• TASK DESCRIPTION:
Wherever "podrá" appears in a line, list that line.
-- start --
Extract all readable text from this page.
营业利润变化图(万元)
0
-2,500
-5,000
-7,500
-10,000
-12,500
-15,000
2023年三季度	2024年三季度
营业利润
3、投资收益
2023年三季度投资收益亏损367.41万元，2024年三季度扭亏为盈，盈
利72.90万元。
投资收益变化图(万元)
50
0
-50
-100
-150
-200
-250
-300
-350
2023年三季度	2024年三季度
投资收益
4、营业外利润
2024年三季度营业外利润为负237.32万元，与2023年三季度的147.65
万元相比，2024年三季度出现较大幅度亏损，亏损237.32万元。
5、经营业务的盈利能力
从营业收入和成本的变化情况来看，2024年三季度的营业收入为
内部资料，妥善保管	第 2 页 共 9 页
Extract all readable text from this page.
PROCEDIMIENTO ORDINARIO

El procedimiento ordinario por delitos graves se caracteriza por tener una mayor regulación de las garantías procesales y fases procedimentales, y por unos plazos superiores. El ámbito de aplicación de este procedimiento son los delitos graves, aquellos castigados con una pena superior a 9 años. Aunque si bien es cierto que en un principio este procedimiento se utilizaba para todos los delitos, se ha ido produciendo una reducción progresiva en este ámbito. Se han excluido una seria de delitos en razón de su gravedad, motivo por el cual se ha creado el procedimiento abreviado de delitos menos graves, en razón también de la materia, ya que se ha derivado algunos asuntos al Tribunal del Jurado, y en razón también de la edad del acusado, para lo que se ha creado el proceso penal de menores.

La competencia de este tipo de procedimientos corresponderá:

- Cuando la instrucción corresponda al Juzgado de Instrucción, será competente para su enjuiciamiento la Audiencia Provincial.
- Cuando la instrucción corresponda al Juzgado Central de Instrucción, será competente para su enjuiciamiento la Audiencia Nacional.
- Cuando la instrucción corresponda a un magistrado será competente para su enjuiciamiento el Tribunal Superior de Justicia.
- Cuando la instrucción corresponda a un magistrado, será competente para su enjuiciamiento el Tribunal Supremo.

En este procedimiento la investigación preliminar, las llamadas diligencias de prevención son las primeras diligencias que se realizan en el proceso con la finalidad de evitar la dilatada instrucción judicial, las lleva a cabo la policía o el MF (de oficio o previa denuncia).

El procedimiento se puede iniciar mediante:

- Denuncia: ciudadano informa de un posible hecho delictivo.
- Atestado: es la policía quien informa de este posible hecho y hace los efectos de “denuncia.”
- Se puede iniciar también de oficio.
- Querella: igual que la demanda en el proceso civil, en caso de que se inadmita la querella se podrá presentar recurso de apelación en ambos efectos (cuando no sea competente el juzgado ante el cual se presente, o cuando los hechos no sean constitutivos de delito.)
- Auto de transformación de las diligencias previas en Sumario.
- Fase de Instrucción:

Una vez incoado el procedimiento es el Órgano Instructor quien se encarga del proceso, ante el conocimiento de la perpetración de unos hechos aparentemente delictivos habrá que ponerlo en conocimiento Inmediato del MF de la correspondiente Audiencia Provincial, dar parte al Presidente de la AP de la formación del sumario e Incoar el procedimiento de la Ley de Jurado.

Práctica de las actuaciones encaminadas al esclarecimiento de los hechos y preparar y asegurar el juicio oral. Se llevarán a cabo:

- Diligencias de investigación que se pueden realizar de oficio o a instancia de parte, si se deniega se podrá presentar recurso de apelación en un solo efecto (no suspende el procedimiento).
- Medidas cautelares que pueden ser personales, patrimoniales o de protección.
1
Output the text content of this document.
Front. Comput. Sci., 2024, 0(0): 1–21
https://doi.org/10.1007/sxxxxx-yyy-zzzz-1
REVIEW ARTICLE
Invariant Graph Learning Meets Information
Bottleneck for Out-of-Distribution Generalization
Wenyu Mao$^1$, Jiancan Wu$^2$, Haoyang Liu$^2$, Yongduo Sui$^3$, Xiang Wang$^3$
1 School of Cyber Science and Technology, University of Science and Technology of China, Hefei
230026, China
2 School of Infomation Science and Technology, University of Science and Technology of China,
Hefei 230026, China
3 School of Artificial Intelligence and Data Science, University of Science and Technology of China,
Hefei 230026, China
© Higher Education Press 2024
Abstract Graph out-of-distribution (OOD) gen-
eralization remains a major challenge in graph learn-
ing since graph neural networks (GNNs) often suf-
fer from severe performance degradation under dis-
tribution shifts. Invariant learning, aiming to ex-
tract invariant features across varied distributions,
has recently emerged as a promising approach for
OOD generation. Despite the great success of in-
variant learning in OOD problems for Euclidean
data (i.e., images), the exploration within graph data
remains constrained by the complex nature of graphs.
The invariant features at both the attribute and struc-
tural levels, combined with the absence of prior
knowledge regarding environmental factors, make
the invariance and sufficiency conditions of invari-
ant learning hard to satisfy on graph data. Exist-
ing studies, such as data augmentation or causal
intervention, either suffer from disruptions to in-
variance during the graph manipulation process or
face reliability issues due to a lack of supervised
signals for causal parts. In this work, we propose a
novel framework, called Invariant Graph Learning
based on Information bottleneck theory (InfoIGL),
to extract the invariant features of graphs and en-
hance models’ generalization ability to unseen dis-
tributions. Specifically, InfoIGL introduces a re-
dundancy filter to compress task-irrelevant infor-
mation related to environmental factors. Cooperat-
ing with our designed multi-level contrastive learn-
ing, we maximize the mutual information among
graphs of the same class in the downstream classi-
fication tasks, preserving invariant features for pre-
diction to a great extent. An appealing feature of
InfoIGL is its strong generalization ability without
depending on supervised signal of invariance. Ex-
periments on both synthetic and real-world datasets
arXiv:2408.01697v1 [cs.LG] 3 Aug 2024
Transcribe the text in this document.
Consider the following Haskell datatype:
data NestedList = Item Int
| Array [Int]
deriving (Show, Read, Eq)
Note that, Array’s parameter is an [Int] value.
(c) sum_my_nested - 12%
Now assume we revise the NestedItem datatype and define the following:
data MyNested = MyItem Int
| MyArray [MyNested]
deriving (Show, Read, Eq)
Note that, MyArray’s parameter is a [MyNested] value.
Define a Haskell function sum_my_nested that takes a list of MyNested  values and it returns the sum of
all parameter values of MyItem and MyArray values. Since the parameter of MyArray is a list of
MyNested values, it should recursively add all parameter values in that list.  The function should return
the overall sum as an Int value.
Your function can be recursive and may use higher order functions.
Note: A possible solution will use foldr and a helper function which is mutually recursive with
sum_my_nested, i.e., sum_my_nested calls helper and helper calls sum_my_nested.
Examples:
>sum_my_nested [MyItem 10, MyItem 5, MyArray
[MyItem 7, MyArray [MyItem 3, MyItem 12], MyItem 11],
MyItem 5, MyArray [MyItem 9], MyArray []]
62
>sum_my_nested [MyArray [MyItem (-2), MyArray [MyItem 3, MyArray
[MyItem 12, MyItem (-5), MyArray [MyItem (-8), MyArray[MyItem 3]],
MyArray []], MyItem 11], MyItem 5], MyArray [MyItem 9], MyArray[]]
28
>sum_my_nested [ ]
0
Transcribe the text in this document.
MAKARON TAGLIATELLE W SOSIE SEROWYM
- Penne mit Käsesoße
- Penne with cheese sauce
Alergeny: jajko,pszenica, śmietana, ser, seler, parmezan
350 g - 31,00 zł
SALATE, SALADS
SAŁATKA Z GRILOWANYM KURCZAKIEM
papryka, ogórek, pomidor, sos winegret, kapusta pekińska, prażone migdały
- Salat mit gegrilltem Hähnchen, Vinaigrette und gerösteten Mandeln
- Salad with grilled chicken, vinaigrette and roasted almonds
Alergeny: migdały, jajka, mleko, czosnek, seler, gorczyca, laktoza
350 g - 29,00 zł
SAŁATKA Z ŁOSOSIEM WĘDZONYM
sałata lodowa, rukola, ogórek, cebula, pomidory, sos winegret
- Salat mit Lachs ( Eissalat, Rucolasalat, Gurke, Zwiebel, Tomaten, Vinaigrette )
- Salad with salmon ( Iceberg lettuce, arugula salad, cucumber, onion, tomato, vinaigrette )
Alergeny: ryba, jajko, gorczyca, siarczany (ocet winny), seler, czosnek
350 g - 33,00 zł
-- end --
• ANSWER FOR THIS EXERCISE:
- Querella: igual que la demanda en el proceso civil, en caso de que se inadmita la querella se podrá presentar recurso de apelación en ambos efectos (cuando no sea competente el juzgado ante el cual se presente, o cuando los hechos no sean constitutivos de delito.)
- Diligencias de investigación que se pueden realizar de oficio o a instancia de parte, si se deniega se podrá presentar recurso de apelación en un solo efecto (no suspende el procedimiento).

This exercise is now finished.